• [STATED GOAL]: Go through the records and copy each line where the word "this" occurs.
*-*-*
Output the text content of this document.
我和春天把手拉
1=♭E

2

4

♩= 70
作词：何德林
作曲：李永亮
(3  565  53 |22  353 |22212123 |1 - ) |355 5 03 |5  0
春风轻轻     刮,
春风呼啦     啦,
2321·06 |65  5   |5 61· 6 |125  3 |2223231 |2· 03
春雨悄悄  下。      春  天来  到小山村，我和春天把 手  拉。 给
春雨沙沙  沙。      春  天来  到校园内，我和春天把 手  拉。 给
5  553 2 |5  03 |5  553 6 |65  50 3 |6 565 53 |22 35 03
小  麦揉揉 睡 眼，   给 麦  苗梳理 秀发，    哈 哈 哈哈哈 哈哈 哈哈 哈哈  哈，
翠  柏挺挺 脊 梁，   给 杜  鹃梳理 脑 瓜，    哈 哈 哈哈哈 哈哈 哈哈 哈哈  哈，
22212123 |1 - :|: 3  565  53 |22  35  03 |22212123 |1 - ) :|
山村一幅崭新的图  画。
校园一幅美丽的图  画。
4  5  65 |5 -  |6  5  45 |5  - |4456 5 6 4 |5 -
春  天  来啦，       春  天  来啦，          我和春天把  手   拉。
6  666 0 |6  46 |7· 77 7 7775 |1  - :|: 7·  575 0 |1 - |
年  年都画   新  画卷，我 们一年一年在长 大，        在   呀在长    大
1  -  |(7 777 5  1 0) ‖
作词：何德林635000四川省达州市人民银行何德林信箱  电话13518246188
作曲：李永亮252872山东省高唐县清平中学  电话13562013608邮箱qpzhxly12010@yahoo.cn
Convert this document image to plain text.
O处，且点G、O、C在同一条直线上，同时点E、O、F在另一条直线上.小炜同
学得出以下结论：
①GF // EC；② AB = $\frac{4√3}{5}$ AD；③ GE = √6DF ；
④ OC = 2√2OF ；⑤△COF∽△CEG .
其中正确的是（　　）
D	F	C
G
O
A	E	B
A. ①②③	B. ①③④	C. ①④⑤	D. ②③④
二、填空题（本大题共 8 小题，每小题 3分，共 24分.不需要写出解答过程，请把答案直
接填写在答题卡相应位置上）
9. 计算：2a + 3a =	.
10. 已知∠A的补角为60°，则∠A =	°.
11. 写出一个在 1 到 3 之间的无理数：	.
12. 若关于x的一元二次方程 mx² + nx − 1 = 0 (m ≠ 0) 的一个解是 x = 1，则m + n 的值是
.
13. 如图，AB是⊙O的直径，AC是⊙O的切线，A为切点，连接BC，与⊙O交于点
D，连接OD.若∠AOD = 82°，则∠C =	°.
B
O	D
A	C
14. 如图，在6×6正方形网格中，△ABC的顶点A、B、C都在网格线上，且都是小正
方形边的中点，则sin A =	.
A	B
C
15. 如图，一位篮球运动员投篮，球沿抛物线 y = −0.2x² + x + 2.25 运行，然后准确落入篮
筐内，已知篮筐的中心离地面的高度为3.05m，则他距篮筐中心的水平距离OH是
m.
*-*-*
• [THE RESULT]:
Output the text content of this document.
Convert this document image to plain text.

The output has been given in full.